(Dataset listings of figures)
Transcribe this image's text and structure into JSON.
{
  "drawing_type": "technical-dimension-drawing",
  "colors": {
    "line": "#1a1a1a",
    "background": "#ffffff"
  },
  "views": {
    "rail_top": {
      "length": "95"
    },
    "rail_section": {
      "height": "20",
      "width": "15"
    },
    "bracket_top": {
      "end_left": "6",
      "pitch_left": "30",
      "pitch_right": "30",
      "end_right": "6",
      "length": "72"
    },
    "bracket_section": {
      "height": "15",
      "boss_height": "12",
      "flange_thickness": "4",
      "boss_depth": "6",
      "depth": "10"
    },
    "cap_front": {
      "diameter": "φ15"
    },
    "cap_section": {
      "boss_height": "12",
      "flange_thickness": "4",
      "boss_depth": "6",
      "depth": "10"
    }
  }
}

What is expected -
Write down the full listing again, exactly.

Exercise output -
Transcribe this image's text and structure into JSON.
{
  "drawing_type": "technical-dimension-drawing",
  "colors": {
    "line": "#1a1a1a",
    "background": "#ffffff"
  },
  "views": {
    "rail_top": {
      "length": "95"
    },
    "rail_section": {
      "height": "20",
      "width": "15"
    },
    "bracket_top": {
      "end_left": "6",
      "pitch_left": "30",
      "pitch_right": "30",
      "end_right": "6",
      "length": "72"
    },
    "bracket_section": {
      "height": "15",
      "boss_height": "12",
      "flange_thickness": "4",
      "boss_depth": "6",
      "depth": "10"
    },
    "cap_front": {
      "diameter": "φ15"
    },
    "cap_section": {
      "boss_height": "12",
      "flange_thickness": "4",
      "boss_depth": "6",
      "depth": "10"
    }
  }
}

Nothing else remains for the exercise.